WORK TO COMPLETE: Extract the records below word for word and ignore the images.

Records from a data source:
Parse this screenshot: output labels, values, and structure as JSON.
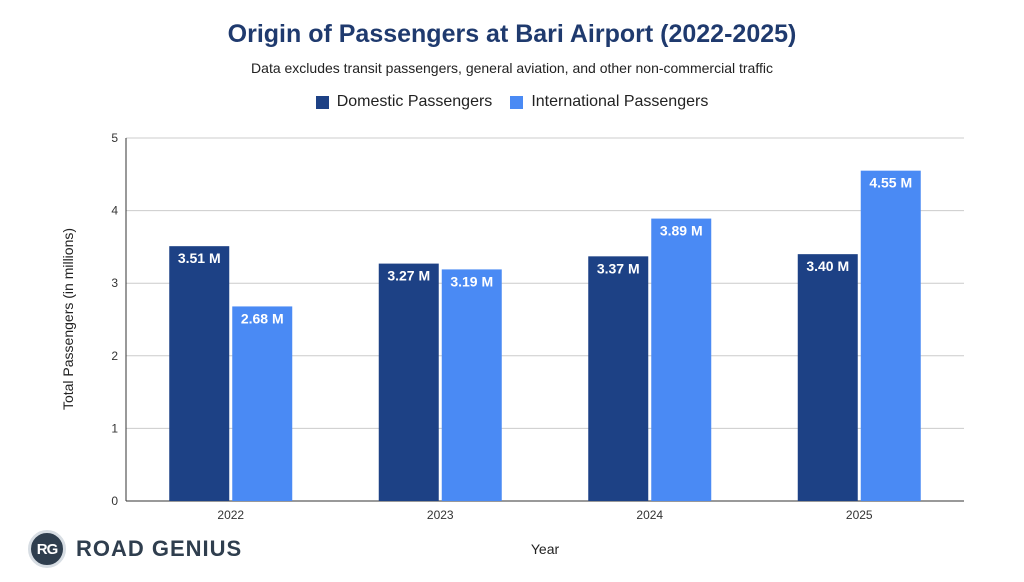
{
  "chart_data": {
    "type": "bar",
    "title": "Origin of Passengers at Bari Airport (2022-2025)",
    "subtitle": "Data excludes transit passengers, general aviation, and other non-commercial traffic",
    "categories": [
      "2022",
      "2023",
      "2024",
      "2025"
    ],
    "series": [
      {
        "name": "Domestic Passengers",
        "color": "#1d4185",
        "values": [
          3.51,
          3.27,
          3.37,
          3.4
        ],
        "labels": [
          "3.51 M",
          "3.27 M",
          "3.37 M",
          "3.40 M"
        ]
      },
      {
        "name": "International Passengers",
        "color": "#4a8af4",
        "values": [
          2.68,
          3.19,
          3.89,
          4.55
        ],
        "labels": [
          "2.68 M",
          "3.19 M",
          "3.89 M",
          "4.55 M"
        ]
      }
    ],
    "xlabel": "Year",
    "ylabel": "Total Passengers (in millions)",
    "ylim": [
      0,
      5
    ],
    "yticks": [
      "0",
      "1",
      "2",
      "3",
      "4",
      "5"
    ],
    "grid": true,
    "legend_position": "top-center"
  },
  "branding": {
    "logo_initials": "RG",
    "logo_text": "ROAD GENIUS"
  }
}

ANSWER TO THE EXERCISE:
Parse this screenshot: output labels, values, and structure as JSON.
{
  "chart_data": {
    "type": "bar",
    "title": "Origin of Passengers at Bari Airport (2022-2025)",
    "subtitle": "Data excludes transit passengers, general aviation, and other non-commercial traffic",
    "categories": [
      "2022",
      "2023",
      "2024",
      "2025"
    ],
    "series": [
      {
        "name": "Domestic Passengers",
        "color": "#1d4185",
        "values": [
          3.51,
          3.27,
          3.37,
          3.4
        ],
        "labels": [
          "3.51 M",
          "3.27 M",
          "3.37 M",
          "3.40 M"
        ]
      },
      {
        "name": "International Passengers",
        "color": "#4a8af4",
        "values": [
          2.68,
          3.19,
          3.89,
          4.55
        ],
        "labels": [
          "2.68 M",
          "3.19 M",
          "3.89 M",
          "4.55 M"
        ]
      }
    ],
    "xlabel": "Year",
    "ylabel": "Total Passengers (in millions)",
    "ylim": [
      0,
      5
    ],
    "yticks": [
      "0",
      "1",
      "2",
      "3",
      "4",
      "5"
    ],
    "grid": true,
    "legend_position": "top-center"
  },
  "branding": {
    "logo_initials": "RG",
    "logo_text": "ROAD GENIUS"
  }
}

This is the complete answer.